**** LISTED RECORDS ****

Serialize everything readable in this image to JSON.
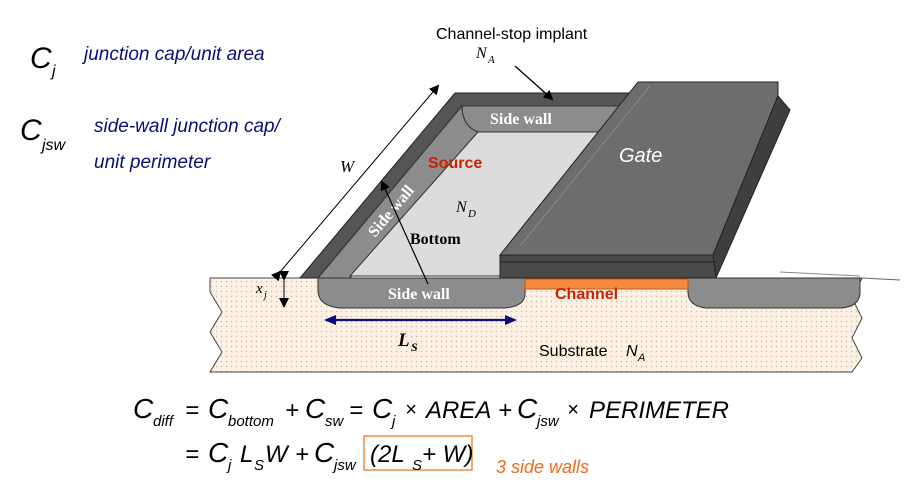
{
  "definitions": {
    "cj_symbol": "C",
    "cj_subscript": "j",
    "cj_description": "junction cap/unit area",
    "cjsw_symbol": "C",
    "cjsw_subscript": "jsw",
    "cjsw_description_line1": "side-wall junction cap/",
    "cjsw_description_line2": "unit perimeter"
  },
  "diagram": {
    "channel_stop_label": "Channel-stop implant",
    "channel_stop_doping": "N",
    "channel_stop_doping_sub": "A",
    "gate_label": "Gate",
    "source_label": "Source",
    "source_doping": "N",
    "source_doping_sub": "D",
    "bottom_label": "Bottom",
    "side_wall_top": "Side wall",
    "side_wall_left": "Side wall",
    "side_wall_front": "Side wall",
    "channel_label": "Channel",
    "substrate_label": "Substrate",
    "substrate_doping": "N",
    "substrate_doping_sub": "A",
    "width_label": "W",
    "depth_label": "x",
    "depth_sub": "j",
    "length_label": "L",
    "length_sub": "S"
  },
  "equation": {
    "line1": {
      "lhs": "C",
      "lhs_sub": "diff",
      "eq": "=",
      "t1": "C",
      "t1_sub": "bottom",
      "plus1": "+",
      "t2": "C",
      "t2_sub": "sw",
      "eq2": "=",
      "t3": "C",
      "t3_sub": "j",
      "times1": "×",
      "area": "AREA",
      "plus2": "+",
      "t4": "C",
      "t4_sub": "jsw",
      "times2": "×",
      "perimeter": "PERIMETER"
    },
    "line2": {
      "eq": "=",
      "t1": "C",
      "t1_sub": "j",
      "ls": "L",
      "ls_sub": "S",
      "w": "W",
      "plus": "+",
      "t2": "C",
      "t2_sub": "jsw",
      "boxed": "(2L",
      "boxed_sub": "S",
      "boxed_rest": "+ W)"
    },
    "note": "3 side walls"
  },
  "colors": {
    "navy": "#0a0f7a",
    "red_label": "#cc2200",
    "orange": "#f28a3c",
    "substrate": "#fbe9dc"
  }
}
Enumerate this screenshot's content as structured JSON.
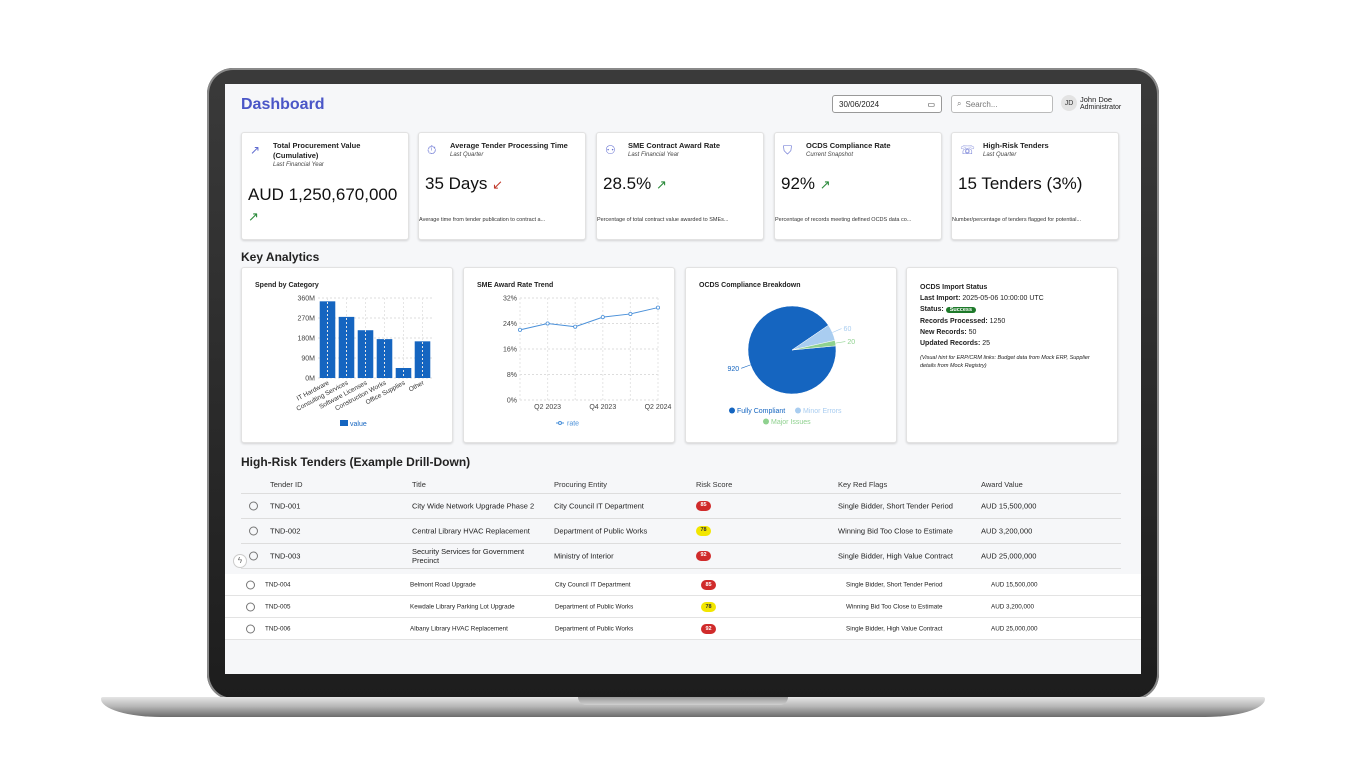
{
  "header": {
    "title": "Dashboard",
    "date": "30/06/2024",
    "search_placeholder": "Search...",
    "user_initials": "JD",
    "user_name": "John Doe",
    "user_role": "Administrator"
  },
  "kpis": [
    {
      "label": "Total Procurement Value (Cumulative)",
      "sub": "Last Financial Year",
      "value": "AUD 1,250,670,000",
      "trend": "up",
      "desc": "",
      "icon": "trend-up-icon"
    },
    {
      "label": "Average Tender Processing Time",
      "sub": "Last Quarter",
      "value": "35 Days",
      "trend": "down",
      "desc": "Average time from tender publication to contract a...",
      "icon": "stopwatch-icon"
    },
    {
      "label": "SME Contract Award Rate",
      "sub": "Last Financial Year",
      "value": "28.5%",
      "trend": "up",
      "desc": "Percentage of total contract value awarded to SMEs...",
      "icon": "people-icon"
    },
    {
      "label": "OCDS Compliance Rate",
      "sub": "Current Snapshot",
      "value": "92%",
      "trend": "up",
      "desc": "Percentage of records meeting defined OCDS data co...",
      "icon": "shield-check-icon"
    },
    {
      "label": "High-Risk Tenders",
      "sub": "Last Quarter",
      "value": "15 Tenders (3%)",
      "trend": "",
      "desc": "Number/percentage of tenders flagged for potential...",
      "icon": "alert-bubble-icon"
    }
  ],
  "analytics": {
    "title": "Key Analytics",
    "import_status": {
      "title": "OCDS Import Status",
      "last_import_label": "Last Import:",
      "last_import_value": "2025-05-06 10:00:00 UTC",
      "status_label": "Status:",
      "status_value": "Success",
      "processed_label": "Records Processed:",
      "processed_value": "1250",
      "new_label": "New Records:",
      "new_value": "50",
      "updated_label": "Updated Records:",
      "updated_value": "25",
      "note": "(Visual hint for ERP/CRM links: Budget data from Mock ERP, Supplier details from Mock Registry)"
    }
  },
  "chart_data": [
    {
      "type": "bar",
      "title": "Spend by Category",
      "categories": [
        "IT Hardware",
        "Consulting Services",
        "Software Licenses",
        "Construction Works",
        "Office Supplies",
        "Other"
      ],
      "series": [
        {
          "name": "value",
          "values": [
            345000000,
            275000000,
            215000000,
            175000000,
            45000000,
            165000000
          ]
        }
      ],
      "ylim": [
        0,
        360000000
      ],
      "yticks": [
        "360M",
        "270M",
        "180M",
        "90M",
        "0M"
      ],
      "color": "#1565c0",
      "grid": true,
      "legend": "bottom"
    },
    {
      "type": "line",
      "title": "SME Award Rate Trend",
      "x": [
        "Q1 2023",
        "Q2 2023",
        "Q3 2023",
        "Q4 2023",
        "Q1 2024",
        "Q2 2024"
      ],
      "xticks": [
        "Q2 2023",
        "Q4 2023",
        "Q2 2024"
      ],
      "series": [
        {
          "name": "rate",
          "values": [
            22,
            24,
            23,
            26,
            27,
            29
          ]
        }
      ],
      "ylim": [
        0,
        32
      ],
      "yticks": [
        "32%",
        "24%",
        "16%",
        "8%",
        "0%"
      ],
      "color": "#4a90d9",
      "grid": true,
      "legend": "bottom"
    },
    {
      "type": "pie",
      "title": "OCDS Compliance Breakdown",
      "slices": [
        {
          "name": "Fully Compliant",
          "value": 920,
          "color": "#1565c0"
        },
        {
          "name": "Minor Errors",
          "value": 60,
          "color": "#a9cdf0"
        },
        {
          "name": "Major Issues",
          "value": 20,
          "color": "#8fd18f"
        }
      ],
      "legend": "bottom"
    }
  ],
  "table": {
    "title": "High-Risk Tenders (Example Drill-Down)",
    "headers": [
      "Tender ID",
      "Title",
      "Procuring Entity",
      "Risk Score",
      "Key Red Flags",
      "Award Value"
    ],
    "rows": [
      {
        "id": "TND-001",
        "title": "City Wide Network Upgrade Phase 2",
        "entity": "City Council IT Department",
        "score": "85",
        "flags": "Single Bidder, Short Tender Period",
        "value": "AUD 15,500,000"
      },
      {
        "id": "TND-002",
        "title": "Central Library HVAC Replacement",
        "entity": "Department of Public Works",
        "score": "78",
        "flags": "Winning Bid Too Close to Estimate",
        "value": "AUD 3,200,000"
      },
      {
        "id": "TND-003",
        "title": "Security Services for Government Precinct",
        "entity": "Ministry of Interior",
        "score": "92",
        "flags": "Single Bidder, High Value Contract",
        "value": "AUD 25,000,000"
      }
    ],
    "rows_extra": [
      {
        "id": "TND-004",
        "title": "Belmont Road Upgrade",
        "entity": "City Council IT Department",
        "score": "85",
        "flags": "Single Bidder, Short Tender Period",
        "value": "AUD 15,500,000"
      },
      {
        "id": "TND-005",
        "title": "Kewdale Library Parking Lot Upgrade",
        "entity": "Department of Public Works",
        "score": "78",
        "flags": "Winning Bid Too Close to Estimate",
        "value": "AUD 3,200,000"
      },
      {
        "id": "TND-006",
        "title": "Albany Library HVAC Replacement",
        "entity": "Department of Public Works",
        "score": "92",
        "flags": "Single Bidder, High Value Contract",
        "value": "AUD 25,000,000"
      }
    ]
  }
}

****

* GIVEN PROBLEM *
Pictures are excluded; output everything else in the data verbatim.

* REPLY TO THE EXERCISE *
Serialize everything readable in this image to JSON.
{
  "definitions": {
    "cj_symbol": "C",
    "cj_subscript": "j",
    "cj_description": "junction cap/unit area",
    "cjsw_symbol": "C",
    "cjsw_subscript": "jsw",
    "cjsw_description_line1": "side-wall junction cap/",
    "cjsw_description_line2": "unit perimeter"
  },
  "diagram": {
    "channel_stop_label": "Channel-stop implant",
    "channel_stop_doping": "N",
    "channel_stop_doping_sub": "A",
    "gate_label": "Gate",
    "source_label": "Source",
    "source_doping": "N",
    "source_doping_sub": "D",
    "bottom_label": "Bottom",
    "side_wall_top": "Side wall",
    "side_wall_left": "Side wall",
    "side_wall_front": "Side wall",
    "channel_label": "Channel",
    "substrate_label": "Substrate",
    "substrate_doping": "N",
    "substrate_doping_sub": "A",
    "width_label": "W",
    "depth_label": "x",
    "depth_sub": "j",
    "length_label": "L",
    "length_sub": "S"
  },
  "equation": {
    "line1": {
      "lhs": "C",
      "lhs_sub": "diff",
      "eq": "=",
      "t1": "C",
      "t1_sub": "bottom",
      "plus1": "+",
      "t2": "C",
      "t2_sub": "sw",
      "eq2": "=",
      "t3": "C",
      "t3_sub": "j",
      "times1": "×",
      "area": "AREA",
      "plus2": "+",
      "t4": "C",
      "t4_sub": "jsw",
      "times2": "×",
      "perimeter": "PERIMETER"
    },
    "line2": {
      "eq": "=",
      "t1": "C",
      "t1_sub": "j",
      "ls": "L",
      "ls_sub": "S",
      "w": "W",
      "plus": "+",
      "t2": "C",
      "t2_sub": "jsw",
      "boxed": "(2L",
      "boxed_sub": "S",
      "boxed_rest": "+ W)"
    },
    "note": "3 side walls"
  },
  "colors": {
    "navy": "#0a0f7a",
    "red_label": "#cc2200",
    "orange": "#f28a3c",
    "substrate": "#fbe9dc"
  }
}
Enumerate this screenshot's content as structured JSON.
{
  "header": {
    "title": "Dashboard",
    "date": "30/06/2024",
    "search_placeholder": "Search...",
    "user_initials": "JD",
    "user_name": "John Doe",
    "user_role": "Administrator"
  },
  "kpis": [
    {
      "label": "Total Procurement Value (Cumulative)",
      "sub": "Last Financial Year",
      "value": "AUD 1,250,670,000",
      "trend": "up",
      "desc": "",
      "icon": "trend-up-icon"
    },
    {
      "label": "Average Tender Processing Time",
      "sub": "Last Quarter",
      "value": "35 Days",
      "trend": "down",
      "desc": "Average time from tender publication to contract a...",
      "icon": "stopwatch-icon"
    },
    {
      "label": "SME Contract Award Rate",
      "sub": "Last Financial Year",
      "value": "28.5%",
      "trend": "up",
      "desc": "Percentage of total contract value awarded to SMEs...",
      "icon": "people-icon"
    },
    {
      "label": "OCDS Compliance Rate",
      "sub": "Current Snapshot",
      "value": "92%",
      "trend": "up",
      "desc": "Percentage of records meeting defined OCDS data co...",
      "icon": "shield-check-icon"
    },
    {
      "label": "High-Risk Tenders",
      "sub": "Last Quarter",
      "value": "15 Tenders (3%)",
      "trend": "",
      "desc": "Number/percentage of tenders flagged for potential...",
      "icon": "alert-bubble-icon"
    }
  ],
  "analytics": {
    "title": "Key Analytics",
    "import_status": {
      "title": "OCDS Import Status",
      "last_import_label": "Last Import:",
      "last_import_value": "2025-05-06 10:00:00 UTC",
      "status_label": "Status:",
      "status_value": "Success",
      "processed_label": "Records Processed:",
      "processed_value": "1250",
      "new_label": "New Records:",
      "new_value": "50",
      "updated_label": "Updated Records:",
      "updated_value": "25",
      "note": "(Visual hint for ERP/CRM links: Budget data from Mock ERP, Supplier details from Mock Registry)"
    }
  },
  "chart_data": [
    {
      "type": "bar",
      "title": "Spend by Category",
      "categories": [
        "IT Hardware",
        "Consulting Services",
        "Software Licenses",
        "Construction Works",
        "Office Supplies",
        "Other"
      ],
      "series": [
        {
          "name": "value",
          "values": [
            345000000,
            275000000,
            215000000,
            175000000,
            45000000,
            165000000
          ]
        }
      ],
      "ylim": [
        0,
        360000000
      ],
      "yticks": [
        "360M",
        "270M",
        "180M",
        "90M",
        "0M"
      ],
      "color": "#1565c0",
      "grid": true,
      "legend": "bottom"
    },
    {
      "type": "line",
      "title": "SME Award Rate Trend",
      "x": [
        "Q1 2023",
        "Q2 2023",
        "Q3 2023",
        "Q4 2023",
        "Q1 2024",
        "Q2 2024"
      ],
      "xticks": [
        "Q2 2023",
        "Q4 2023",
        "Q2 2024"
      ],
      "series": [
        {
          "name": "rate",
          "values": [
            22,
            24,
            23,
            26,
            27,
            29
          ]
        }
      ],
      "ylim": [
        0,
        32
      ],
      "yticks": [
        "32%",
        "24%",
        "16%",
        "8%",
        "0%"
      ],
      "color": "#4a90d9",
      "grid": true,
      "legend": "bottom"
    },
    {
      "type": "pie",
      "title": "OCDS Compliance Breakdown",
      "slices": [
        {
          "name": "Fully Compliant",
          "value": 920,
          "color": "#1565c0"
        },
        {
          "name": "Minor Errors",
          "value": 60,
          "color": "#a9cdf0"
        },
        {
          "name": "Major Issues",
          "value": 20,
          "color": "#8fd18f"
        }
      ],
      "legend": "bottom"
    }
  ],
  "table": {
    "title": "High-Risk Tenders (Example Drill-Down)",
    "headers": [
      "Tender ID",
      "Title",
      "Procuring Entity",
      "Risk Score",
      "Key Red Flags",
      "Award Value"
    ],
    "rows": [
      {
        "id": "TND-001",
        "title": "City Wide Network Upgrade Phase 2",
        "entity": "City Council IT Department",
        "score": "85",
        "flags": "Single Bidder, Short Tender Period",
        "value": "AUD 15,500,000"
      },
      {
        "id": "TND-002",
        "title": "Central Library HVAC Replacement",
        "entity": "Department of Public Works",
        "score": "78",
        "flags": "Winning Bid Too Close to Estimate",
        "value": "AUD 3,200,000"
      },
      {
        "id": "TND-003",
        "title": "Security Services for Government Precinct",
        "entity": "Ministry of Interior",
        "score": "92",
        "flags": "Single Bidder, High Value Contract",
        "value": "AUD 25,000,000"
      }
    ],
    "rows_extra": [
      {
        "id": "TND-004",
        "title": "Belmont Road Upgrade",
        "entity": "City Council IT Department",
        "score": "85",
        "flags": "Single Bidder, Short Tender Period",
        "value": "AUD 15,500,000"
      },
      {
        "id": "TND-005",
        "title": "Kewdale Library Parking Lot Upgrade",
        "entity": "Department of Public Works",
        "score": "78",
        "flags": "Winning Bid Too Close to Estimate",
        "value": "AUD 3,200,000"
      },
      {
        "id": "TND-006",
        "title": "Albany Library HVAC Replacement",
        "entity": "Department of Public Works",
        "score": "92",
        "flags": "Single Bidder, High Value Contract",
        "value": "AUD 25,000,000"
      }
    ]
  }
}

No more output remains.